Dataset excerpts:
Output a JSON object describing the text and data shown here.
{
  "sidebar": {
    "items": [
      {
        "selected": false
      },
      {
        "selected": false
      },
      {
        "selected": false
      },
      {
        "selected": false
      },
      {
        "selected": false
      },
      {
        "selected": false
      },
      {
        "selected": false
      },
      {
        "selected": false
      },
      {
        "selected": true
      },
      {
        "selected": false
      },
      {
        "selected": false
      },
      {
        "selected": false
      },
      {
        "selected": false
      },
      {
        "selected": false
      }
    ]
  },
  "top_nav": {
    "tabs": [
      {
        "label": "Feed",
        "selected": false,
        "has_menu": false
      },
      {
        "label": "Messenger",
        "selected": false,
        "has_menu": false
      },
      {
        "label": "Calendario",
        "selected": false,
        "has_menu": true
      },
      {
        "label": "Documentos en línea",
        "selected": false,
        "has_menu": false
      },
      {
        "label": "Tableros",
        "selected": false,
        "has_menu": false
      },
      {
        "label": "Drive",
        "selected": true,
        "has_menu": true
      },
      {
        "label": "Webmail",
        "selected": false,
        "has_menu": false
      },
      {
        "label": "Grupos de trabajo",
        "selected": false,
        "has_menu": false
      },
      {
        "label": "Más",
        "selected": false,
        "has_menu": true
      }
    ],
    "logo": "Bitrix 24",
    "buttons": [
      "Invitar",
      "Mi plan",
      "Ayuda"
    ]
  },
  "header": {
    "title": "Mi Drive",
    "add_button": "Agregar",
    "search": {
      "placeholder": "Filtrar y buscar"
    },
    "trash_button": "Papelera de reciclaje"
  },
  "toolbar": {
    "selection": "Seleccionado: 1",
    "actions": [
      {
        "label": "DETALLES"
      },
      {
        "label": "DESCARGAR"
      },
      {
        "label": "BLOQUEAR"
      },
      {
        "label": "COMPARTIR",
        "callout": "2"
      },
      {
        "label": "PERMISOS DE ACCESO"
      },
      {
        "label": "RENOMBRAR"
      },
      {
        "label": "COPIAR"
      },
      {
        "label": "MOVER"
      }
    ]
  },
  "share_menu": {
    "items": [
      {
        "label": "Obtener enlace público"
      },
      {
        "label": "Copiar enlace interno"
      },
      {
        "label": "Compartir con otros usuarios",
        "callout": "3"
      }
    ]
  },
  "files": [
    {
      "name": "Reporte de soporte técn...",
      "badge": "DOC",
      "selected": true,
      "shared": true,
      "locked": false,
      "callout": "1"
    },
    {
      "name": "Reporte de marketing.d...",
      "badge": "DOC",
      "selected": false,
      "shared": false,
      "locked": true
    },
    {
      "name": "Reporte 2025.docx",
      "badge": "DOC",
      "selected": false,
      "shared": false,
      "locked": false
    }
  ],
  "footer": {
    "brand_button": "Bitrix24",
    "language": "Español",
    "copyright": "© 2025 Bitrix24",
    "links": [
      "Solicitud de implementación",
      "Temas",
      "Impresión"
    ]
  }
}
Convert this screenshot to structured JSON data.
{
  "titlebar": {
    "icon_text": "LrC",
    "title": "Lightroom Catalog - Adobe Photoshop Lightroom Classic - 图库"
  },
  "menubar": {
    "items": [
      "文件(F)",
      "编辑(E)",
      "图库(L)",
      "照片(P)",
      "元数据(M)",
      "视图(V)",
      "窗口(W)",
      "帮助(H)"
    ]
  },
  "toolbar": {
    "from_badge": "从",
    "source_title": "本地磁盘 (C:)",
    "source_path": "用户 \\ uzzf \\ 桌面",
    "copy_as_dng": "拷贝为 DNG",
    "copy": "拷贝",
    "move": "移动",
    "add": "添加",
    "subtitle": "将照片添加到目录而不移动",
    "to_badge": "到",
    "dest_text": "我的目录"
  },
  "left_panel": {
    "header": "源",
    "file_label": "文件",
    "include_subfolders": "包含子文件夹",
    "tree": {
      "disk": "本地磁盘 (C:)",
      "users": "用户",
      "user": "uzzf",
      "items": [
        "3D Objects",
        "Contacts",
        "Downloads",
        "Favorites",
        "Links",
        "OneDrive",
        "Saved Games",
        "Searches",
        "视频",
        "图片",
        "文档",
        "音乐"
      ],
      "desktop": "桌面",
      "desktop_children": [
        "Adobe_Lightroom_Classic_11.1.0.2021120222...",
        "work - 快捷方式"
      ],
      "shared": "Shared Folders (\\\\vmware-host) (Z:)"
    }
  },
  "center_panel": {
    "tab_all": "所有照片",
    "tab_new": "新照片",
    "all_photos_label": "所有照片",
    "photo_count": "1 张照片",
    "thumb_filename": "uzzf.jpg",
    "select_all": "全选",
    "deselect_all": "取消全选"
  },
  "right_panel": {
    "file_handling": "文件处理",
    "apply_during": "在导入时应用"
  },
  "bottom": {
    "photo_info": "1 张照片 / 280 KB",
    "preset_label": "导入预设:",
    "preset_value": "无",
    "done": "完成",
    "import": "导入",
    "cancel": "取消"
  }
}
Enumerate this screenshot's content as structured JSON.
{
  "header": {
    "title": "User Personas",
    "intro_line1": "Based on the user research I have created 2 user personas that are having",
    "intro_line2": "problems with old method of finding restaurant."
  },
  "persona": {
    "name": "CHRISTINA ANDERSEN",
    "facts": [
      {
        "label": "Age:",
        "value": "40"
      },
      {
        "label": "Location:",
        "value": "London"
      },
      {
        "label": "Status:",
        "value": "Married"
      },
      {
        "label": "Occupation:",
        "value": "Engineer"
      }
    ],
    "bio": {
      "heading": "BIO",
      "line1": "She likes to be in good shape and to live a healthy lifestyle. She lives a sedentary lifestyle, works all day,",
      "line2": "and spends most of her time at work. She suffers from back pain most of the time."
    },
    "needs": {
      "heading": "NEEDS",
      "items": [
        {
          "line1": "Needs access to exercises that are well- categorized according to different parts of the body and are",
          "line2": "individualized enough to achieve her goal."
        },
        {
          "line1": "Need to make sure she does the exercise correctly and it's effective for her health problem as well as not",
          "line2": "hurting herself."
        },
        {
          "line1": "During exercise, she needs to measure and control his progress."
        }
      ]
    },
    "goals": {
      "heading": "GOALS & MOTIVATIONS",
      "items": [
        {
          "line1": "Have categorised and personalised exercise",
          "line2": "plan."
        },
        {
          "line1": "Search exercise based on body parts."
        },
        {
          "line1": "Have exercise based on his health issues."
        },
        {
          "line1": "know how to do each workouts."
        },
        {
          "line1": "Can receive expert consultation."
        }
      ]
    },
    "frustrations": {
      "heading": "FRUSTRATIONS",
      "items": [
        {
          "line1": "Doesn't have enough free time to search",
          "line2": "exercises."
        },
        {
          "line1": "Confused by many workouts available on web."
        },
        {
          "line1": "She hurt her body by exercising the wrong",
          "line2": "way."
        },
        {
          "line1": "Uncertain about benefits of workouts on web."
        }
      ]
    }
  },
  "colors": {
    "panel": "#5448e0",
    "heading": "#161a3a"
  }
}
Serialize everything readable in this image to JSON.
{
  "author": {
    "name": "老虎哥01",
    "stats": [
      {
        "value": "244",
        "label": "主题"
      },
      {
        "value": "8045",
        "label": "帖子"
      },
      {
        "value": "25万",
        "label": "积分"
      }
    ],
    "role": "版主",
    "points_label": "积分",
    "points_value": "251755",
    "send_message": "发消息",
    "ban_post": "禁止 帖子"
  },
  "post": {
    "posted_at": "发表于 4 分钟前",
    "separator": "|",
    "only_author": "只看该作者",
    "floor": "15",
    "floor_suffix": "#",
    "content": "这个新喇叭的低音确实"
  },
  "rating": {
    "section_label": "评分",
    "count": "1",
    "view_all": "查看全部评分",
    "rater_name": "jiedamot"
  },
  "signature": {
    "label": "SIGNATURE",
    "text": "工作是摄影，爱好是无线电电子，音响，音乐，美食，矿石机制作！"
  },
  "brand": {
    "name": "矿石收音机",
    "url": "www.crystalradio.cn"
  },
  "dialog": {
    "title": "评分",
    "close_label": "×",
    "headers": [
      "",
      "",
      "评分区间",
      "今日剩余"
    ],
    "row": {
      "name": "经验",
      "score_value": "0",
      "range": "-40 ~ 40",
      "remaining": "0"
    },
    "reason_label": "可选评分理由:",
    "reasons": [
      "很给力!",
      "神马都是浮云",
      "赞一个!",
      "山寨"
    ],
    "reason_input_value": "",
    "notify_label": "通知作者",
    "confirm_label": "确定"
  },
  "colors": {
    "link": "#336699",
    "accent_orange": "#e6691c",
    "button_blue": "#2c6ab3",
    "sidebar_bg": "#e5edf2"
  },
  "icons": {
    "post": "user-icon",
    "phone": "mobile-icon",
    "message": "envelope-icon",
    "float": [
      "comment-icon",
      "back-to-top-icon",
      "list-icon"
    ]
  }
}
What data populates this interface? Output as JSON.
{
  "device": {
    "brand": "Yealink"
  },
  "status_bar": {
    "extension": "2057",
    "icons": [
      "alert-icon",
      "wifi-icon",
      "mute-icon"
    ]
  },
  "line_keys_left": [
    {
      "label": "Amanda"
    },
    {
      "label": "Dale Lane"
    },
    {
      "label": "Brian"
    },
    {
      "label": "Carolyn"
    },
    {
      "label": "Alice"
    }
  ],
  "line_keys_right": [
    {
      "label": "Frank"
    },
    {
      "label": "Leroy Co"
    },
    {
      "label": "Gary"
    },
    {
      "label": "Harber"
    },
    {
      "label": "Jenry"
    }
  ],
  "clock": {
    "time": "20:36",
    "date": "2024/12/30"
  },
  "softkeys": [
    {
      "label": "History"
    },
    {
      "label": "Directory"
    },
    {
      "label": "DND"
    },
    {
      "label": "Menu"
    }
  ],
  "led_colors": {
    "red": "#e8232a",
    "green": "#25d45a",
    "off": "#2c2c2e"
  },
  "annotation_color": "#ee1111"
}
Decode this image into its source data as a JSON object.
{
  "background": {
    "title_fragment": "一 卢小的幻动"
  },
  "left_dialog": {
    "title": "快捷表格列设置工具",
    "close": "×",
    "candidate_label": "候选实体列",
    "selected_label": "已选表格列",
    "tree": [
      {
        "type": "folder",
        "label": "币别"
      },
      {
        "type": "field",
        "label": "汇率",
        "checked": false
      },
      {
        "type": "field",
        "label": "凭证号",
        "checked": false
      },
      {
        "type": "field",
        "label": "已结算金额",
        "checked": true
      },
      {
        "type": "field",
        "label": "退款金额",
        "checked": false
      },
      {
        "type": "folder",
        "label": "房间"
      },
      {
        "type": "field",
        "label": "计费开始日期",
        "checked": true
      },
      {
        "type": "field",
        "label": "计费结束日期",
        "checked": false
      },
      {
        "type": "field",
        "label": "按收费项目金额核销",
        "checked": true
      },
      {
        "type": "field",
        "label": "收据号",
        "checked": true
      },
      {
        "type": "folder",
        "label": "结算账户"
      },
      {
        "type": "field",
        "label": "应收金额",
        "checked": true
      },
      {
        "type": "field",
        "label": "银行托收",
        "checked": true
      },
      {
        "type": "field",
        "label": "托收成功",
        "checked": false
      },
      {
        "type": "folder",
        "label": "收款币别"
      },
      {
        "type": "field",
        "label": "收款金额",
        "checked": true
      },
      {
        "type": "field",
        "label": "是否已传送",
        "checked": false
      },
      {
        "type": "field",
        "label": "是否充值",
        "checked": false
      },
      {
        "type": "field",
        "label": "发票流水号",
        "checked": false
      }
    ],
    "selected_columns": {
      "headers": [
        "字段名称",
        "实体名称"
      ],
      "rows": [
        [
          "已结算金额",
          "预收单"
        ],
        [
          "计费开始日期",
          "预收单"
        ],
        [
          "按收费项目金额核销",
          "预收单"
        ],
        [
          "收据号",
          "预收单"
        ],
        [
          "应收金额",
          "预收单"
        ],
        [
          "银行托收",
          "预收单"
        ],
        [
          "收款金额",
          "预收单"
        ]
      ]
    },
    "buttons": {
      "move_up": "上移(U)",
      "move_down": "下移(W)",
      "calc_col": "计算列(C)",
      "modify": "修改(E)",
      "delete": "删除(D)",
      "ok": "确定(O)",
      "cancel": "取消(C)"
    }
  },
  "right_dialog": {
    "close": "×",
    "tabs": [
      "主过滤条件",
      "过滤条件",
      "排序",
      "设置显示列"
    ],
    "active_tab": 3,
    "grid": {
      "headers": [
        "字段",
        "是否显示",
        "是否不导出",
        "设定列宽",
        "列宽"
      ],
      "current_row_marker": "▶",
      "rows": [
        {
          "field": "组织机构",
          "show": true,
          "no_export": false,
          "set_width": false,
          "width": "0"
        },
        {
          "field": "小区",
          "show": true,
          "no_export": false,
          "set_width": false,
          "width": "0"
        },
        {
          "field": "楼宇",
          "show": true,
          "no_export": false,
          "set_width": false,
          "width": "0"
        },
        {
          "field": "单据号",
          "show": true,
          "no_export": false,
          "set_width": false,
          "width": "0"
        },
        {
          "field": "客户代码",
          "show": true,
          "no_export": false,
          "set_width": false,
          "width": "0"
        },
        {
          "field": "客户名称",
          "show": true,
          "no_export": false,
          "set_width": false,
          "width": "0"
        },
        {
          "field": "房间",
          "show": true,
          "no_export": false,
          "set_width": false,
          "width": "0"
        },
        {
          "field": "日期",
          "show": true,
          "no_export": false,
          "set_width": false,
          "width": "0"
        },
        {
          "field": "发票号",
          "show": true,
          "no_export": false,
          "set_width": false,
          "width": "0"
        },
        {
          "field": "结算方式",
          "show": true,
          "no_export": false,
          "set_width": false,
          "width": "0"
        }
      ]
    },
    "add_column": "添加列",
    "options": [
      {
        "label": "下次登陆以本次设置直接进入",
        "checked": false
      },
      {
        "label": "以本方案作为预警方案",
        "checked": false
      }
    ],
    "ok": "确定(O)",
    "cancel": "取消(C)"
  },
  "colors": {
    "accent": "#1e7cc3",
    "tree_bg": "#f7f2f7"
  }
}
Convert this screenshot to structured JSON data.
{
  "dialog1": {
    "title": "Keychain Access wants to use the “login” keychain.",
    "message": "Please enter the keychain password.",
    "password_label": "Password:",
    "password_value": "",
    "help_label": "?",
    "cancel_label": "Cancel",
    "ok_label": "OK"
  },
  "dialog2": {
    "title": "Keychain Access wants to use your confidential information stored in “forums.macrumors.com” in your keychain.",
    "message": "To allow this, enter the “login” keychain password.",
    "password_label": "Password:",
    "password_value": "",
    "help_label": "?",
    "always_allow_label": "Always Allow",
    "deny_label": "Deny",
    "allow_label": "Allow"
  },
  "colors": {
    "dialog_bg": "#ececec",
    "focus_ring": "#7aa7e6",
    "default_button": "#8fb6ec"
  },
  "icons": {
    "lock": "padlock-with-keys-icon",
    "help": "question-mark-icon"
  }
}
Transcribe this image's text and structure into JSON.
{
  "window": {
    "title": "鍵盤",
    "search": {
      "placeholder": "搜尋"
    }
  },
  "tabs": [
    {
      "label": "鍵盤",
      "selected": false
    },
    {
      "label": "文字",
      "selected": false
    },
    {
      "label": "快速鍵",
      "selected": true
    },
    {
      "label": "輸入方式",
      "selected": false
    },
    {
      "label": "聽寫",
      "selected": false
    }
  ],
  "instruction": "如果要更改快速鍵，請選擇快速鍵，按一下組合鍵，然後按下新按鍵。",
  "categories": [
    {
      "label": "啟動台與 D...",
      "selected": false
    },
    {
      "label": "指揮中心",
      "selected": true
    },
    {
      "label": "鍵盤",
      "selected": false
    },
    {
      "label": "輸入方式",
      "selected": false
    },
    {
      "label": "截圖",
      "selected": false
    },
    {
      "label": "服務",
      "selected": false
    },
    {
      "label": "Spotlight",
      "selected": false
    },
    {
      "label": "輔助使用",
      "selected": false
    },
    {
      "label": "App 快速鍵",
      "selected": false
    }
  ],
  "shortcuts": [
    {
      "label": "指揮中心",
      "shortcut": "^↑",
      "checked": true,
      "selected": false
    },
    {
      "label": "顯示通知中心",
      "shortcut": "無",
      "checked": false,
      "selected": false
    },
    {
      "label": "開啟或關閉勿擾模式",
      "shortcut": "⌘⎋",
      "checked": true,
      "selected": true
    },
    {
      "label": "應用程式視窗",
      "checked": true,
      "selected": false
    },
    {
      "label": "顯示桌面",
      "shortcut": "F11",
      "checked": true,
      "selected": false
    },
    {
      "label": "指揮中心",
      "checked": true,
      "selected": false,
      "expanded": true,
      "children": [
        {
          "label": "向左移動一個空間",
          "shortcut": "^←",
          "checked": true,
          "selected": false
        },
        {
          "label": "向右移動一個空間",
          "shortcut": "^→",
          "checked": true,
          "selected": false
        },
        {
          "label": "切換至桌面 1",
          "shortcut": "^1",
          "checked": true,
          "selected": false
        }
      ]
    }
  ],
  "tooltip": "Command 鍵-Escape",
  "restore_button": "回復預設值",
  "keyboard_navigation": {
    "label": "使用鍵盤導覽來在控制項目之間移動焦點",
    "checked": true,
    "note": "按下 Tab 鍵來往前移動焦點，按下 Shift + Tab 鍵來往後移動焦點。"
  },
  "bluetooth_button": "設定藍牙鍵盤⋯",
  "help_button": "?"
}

▸ What to do
How many lines in the entries contain the string "exercises"? Answer with the number only.

▸ Output below
2